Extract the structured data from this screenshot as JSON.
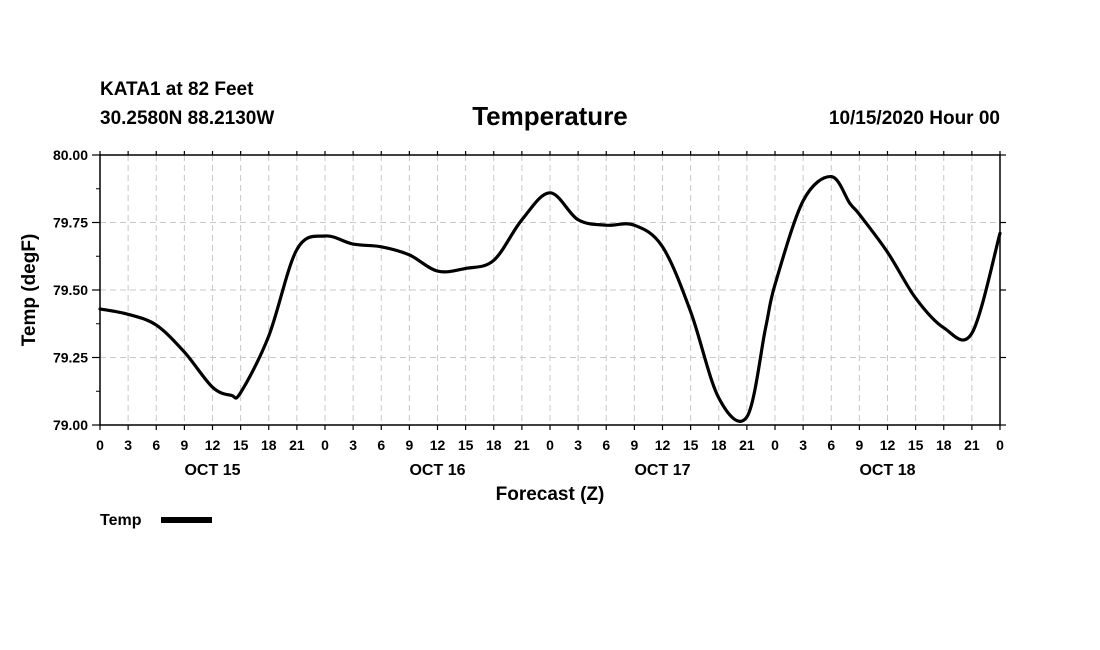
{
  "header": {
    "station": "KATA1 at 82 Feet",
    "coords": "30.2580N 88.2130W",
    "title": "Temperature",
    "run": "10/15/2020 Hour 00"
  },
  "colors": {
    "line": "#000000",
    "grid": "#c8c8c8",
    "frame": "#000000"
  },
  "chart_data": {
    "type": "line",
    "title": "Temperature",
    "xlabel": "Forecast (Z)",
    "ylabel": "Temp (degF)",
    "xlim": [
      0,
      96
    ],
    "ylim": [
      79.0,
      80.0
    ],
    "grid": true,
    "legend_position": "bottom-left",
    "x_tick_hours": [
      0,
      3,
      6,
      9,
      12,
      15,
      18,
      21,
      24,
      27,
      30,
      33,
      36,
      39,
      42,
      45,
      48,
      51,
      54,
      57,
      60,
      63,
      66,
      69,
      72,
      75,
      78,
      81,
      84,
      87,
      90,
      93,
      96
    ],
    "x_tick_labels": [
      "0",
      "3",
      "6",
      "9",
      "12",
      "15",
      "18",
      "21",
      "0",
      "3",
      "6",
      "9",
      "12",
      "15",
      "18",
      "21",
      "0",
      "3",
      "6",
      "9",
      "12",
      "15",
      "18",
      "21",
      "0",
      "3",
      "6",
      "9",
      "12",
      "15",
      "18",
      "21",
      "0"
    ],
    "y_ticks": [
      79.0,
      79.25,
      79.5,
      79.75,
      80.0
    ],
    "y_tick_labels": [
      "79.00",
      "79.25",
      "79.50",
      "79.75",
      "80.00"
    ],
    "day_labels": [
      {
        "hour": 12,
        "text": "OCT 15"
      },
      {
        "hour": 36,
        "text": "OCT 16"
      },
      {
        "hour": 60,
        "text": "OCT 17"
      },
      {
        "hour": 84,
        "text": "OCT 18"
      }
    ],
    "series": [
      {
        "name": "Temp",
        "x": [
          0,
          3,
          6,
          9,
          12,
          14,
          15,
          18,
          21,
          24,
          27,
          30,
          33,
          36,
          39,
          42,
          45,
          48,
          51,
          54,
          57,
          60,
          63,
          66,
          69,
          71,
          72,
          75,
          78,
          80,
          81,
          84,
          87,
          90,
          93,
          96
        ],
        "y": [
          79.43,
          79.41,
          79.37,
          79.27,
          79.14,
          79.11,
          79.12,
          79.33,
          79.65,
          79.7,
          79.67,
          79.66,
          79.63,
          79.57,
          79.58,
          79.61,
          79.76,
          79.86,
          79.76,
          79.74,
          79.74,
          79.66,
          79.42,
          79.1,
          79.03,
          79.36,
          79.52,
          79.83,
          79.92,
          79.82,
          79.78,
          79.64,
          79.47,
          79.36,
          79.34,
          79.71
        ]
      }
    ]
  }
}
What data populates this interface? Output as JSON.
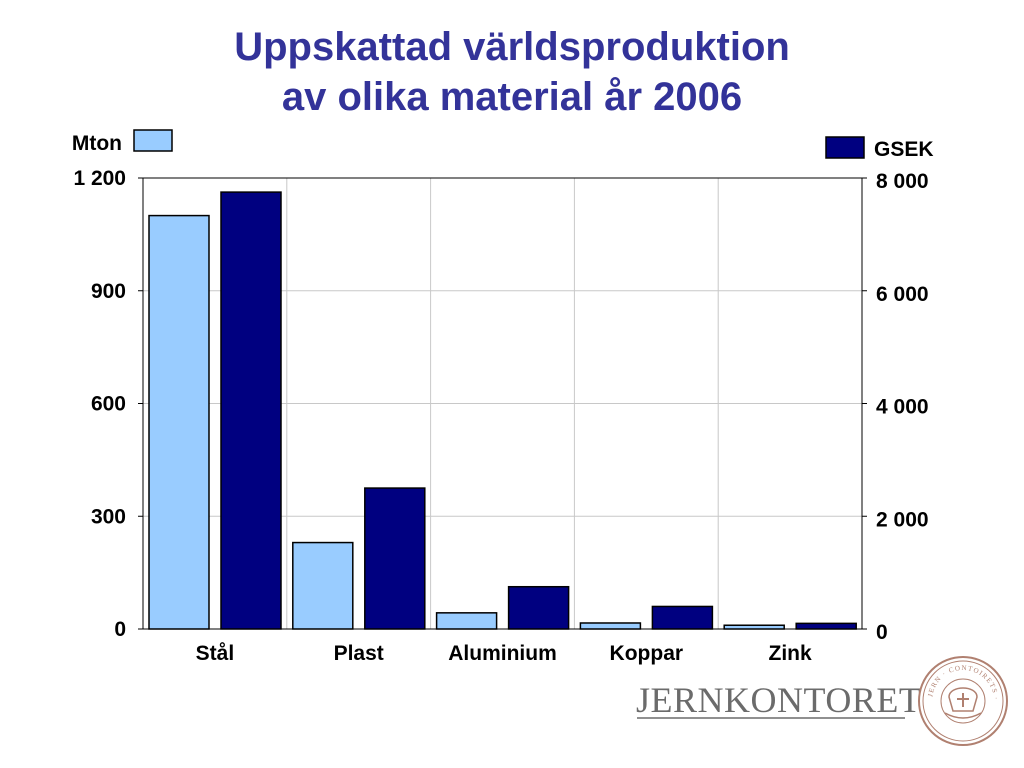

== == ==

**Request:** Pick out the lines containing the string "this" and show them.

**Output below:**
Extract the structured data from this screenshot as JSON.
What data populates this interface? Output as JSON.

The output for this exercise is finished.